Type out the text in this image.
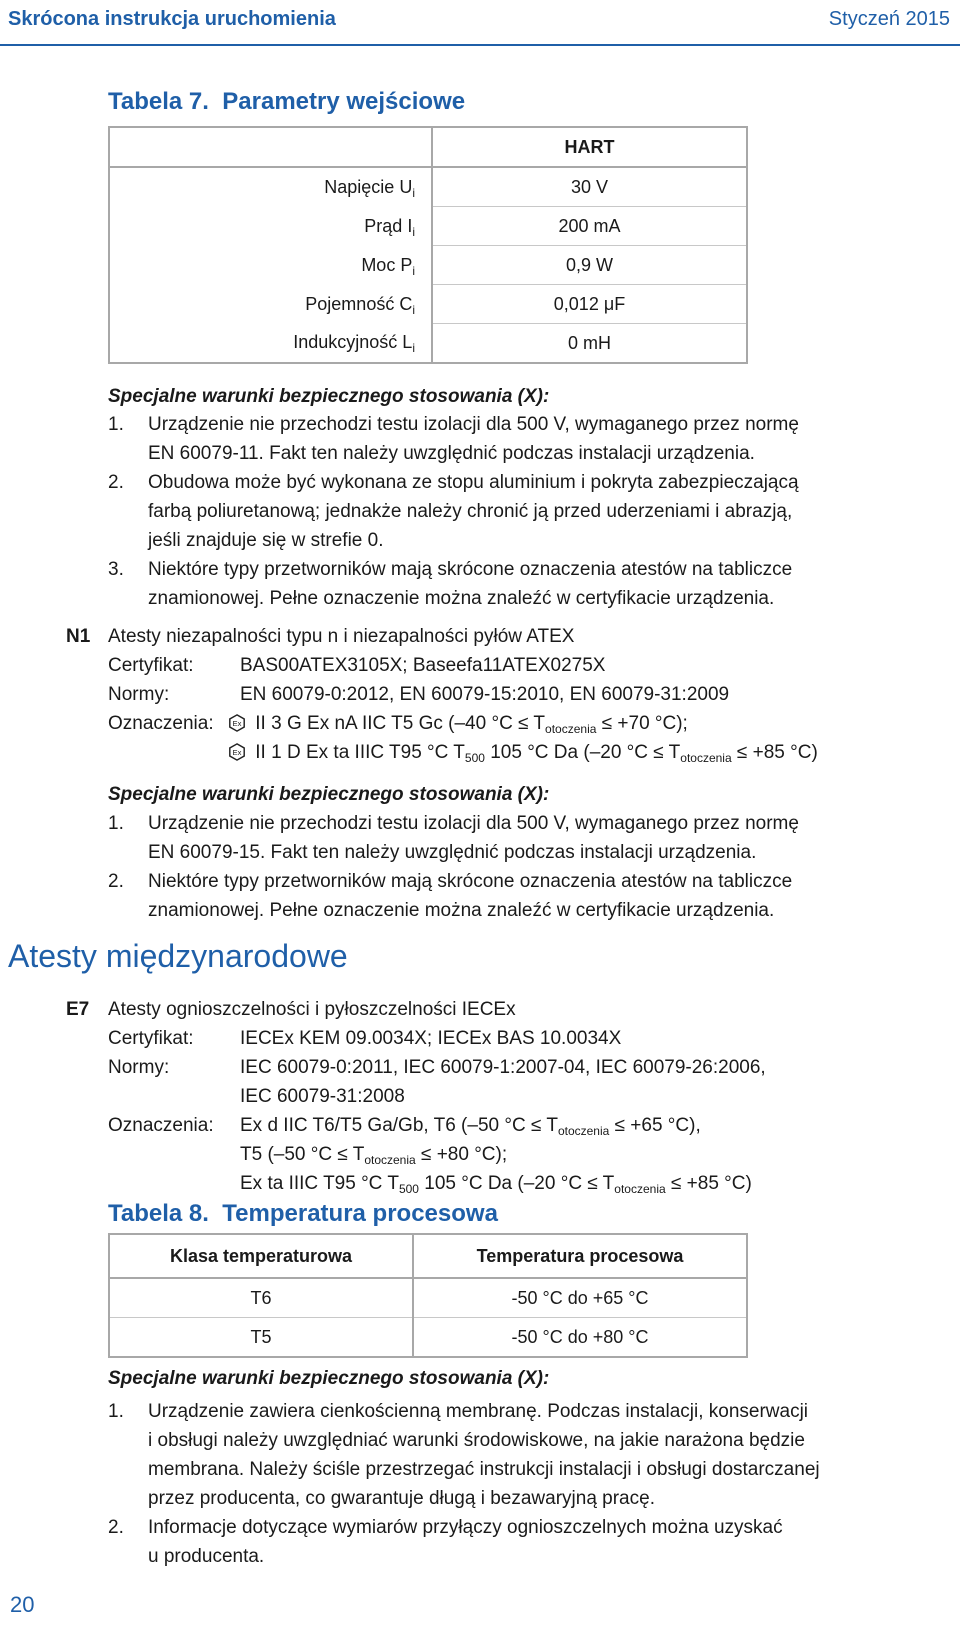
Skrócona instrukcja uruchomienia	Styczeń 2015
Tabela 7. Parametry wejściowe
	HART
Napięcie $U_i$	30 V
Prąd $I_i$	200 mA
Moc $P_i$	0,9 W
Pojemność $C_i$	0,012 μF
Indukcyjność $L_i$	0 mH
Specjalne warunki bezpiecznego stosowania (X):
1. Urządzenie nie przechodzi testu izolacji dla 500 V, wymaganego przez normę
EN 60079-11. Fakt ten należy uwzględnić podczas instalacji urządzenia.
2. Obudowa może być wykonana ze stopu aluminium i pokryta zabezpieczającą
farbą poliuretanową; jednakże należy chronić ją przed uderzeniami i abrazją,
jeśli znajduje się w strefie 0.
3. Niektóre typy przetworników mają skrócone oznaczenia atestów na tabliczce
znamionowej. Pełne oznaczenie można znaleźć w certyfikacie urządzenia.
N1 Atesty niezapalności typu n i niezapalności pyłów ATEX
Certyfikat: BAS00ATEX3105X; Baseefa11ATEX0275X
Normy:	EN 60079-0:2012, EN 60079-15:2010, EN 60079-31:2009
Oznaczenia: Ex II 3 G Ex nA IIC T5 Gc (–40 $^\circ C \le T_{otoczenia} \le +70$ °C);
Ex II 1 D Ex ta IIIC T95 °C $T_{500}$ 105 °C Da (–20 $^\circ C \le T_{otoczenia} \le +85$ °C)
Specjalne warunki bezpiecznego stosowania (X):
1. Urządzenie nie przechodzi testu izolacji dla 500 V, wymaganego przez normę
EN 60079-15. Fakt ten należy uwzględnić podczas instalacji urządzenia.
2. Niektóre typy przetworników mają skrócone oznaczenia atestów na tabliczce
znamionowej. Pełne oznaczenie można znaleźć w certyfikacie urządzenia.
Atesty międzynarodowe
E7 Atesty ognioszczelności i pyłoszczelności IECEx
Certyfikat: IECEx KEM 09.0034X; IECEx BAS 10.0034X
Normy:	IEC 60079-0:2011, IEC 60079-1:2007-04, IEC 60079-26:2006,
IEC 60079-31:2008
Oznaczenia: Ex d IIC T6/T5 Ga/Gb, T6 (–50 $^\circ C \le T_{otoczenia} \le +65$ °C),
T5 (–50 $^\circ C \le T_{otoczenia} \le +80$ °C);
Ex ta IIIC T95 °C $T_{500}$ 105 °C Da (–20 $^\circ C \le T_{otoczenia} \le +85$ °C)
Tabela 8. Temperatura procesowa
Klasa temperaturowa	Temperatura procesowa
T6	-50 °C do +65 °C
T5	-50 °C do +80 °C
Specjalne warunki bezpiecznego stosowania (X):
1. Urządzenie zawiera cienkościenną membranę. Podczas instalacji, konserwacji
i obsługi należy uwzględniać warunki środowiskowe, na jakie narażona będzie
membrana. Należy ściśle przestrzegać instrukcji instalacji i obsługi dostarczanej
przez producenta, co gwarantuje długą i bezawaryjną pracę.
2. Informacje dotyczące wymiarów przyłączy ognioszczelnych można uzyskać
u producenta.
20
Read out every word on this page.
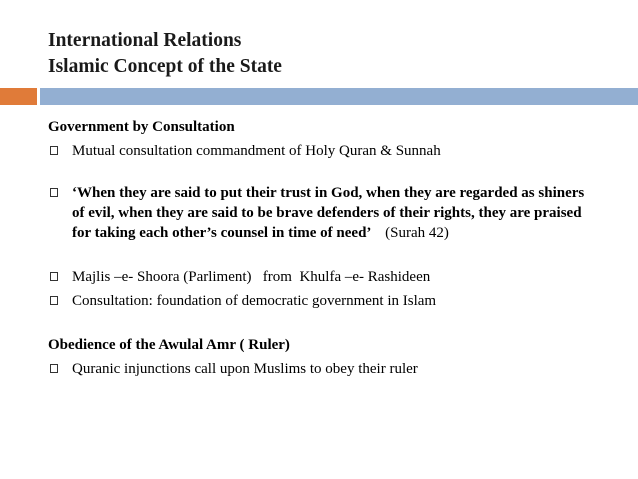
International Relations
Islamic Concept of the State

Government by Consultation

Mutual consultation commandment of Holy Quran & Sunnah
‘When they are said to put their trust in God, when they are regarded as shiners of evil, when they are said to be brave defenders of their rights, they are praised for taking each other’s counsel in time of need’ (Surah 42)
Majlis –e- Shoora (Parliment)   from  Khulfa –e- Rashideen
Consultation: foundation of democratic government in Islam

Obedience of the Awulal Amr ( Ruler)

Quranic injunctions call upon Muslims to obey their ruler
______________________________
# Instructions for the task:
Search the records above for "mają". Copy each line where it is found.

# Expected answer:
3. Niektóre typy przetworników mają skrócone oznaczenia atestów na tabliczce
2. Niektóre typy przetworników mają skrócone oznaczenia atestów na tabliczce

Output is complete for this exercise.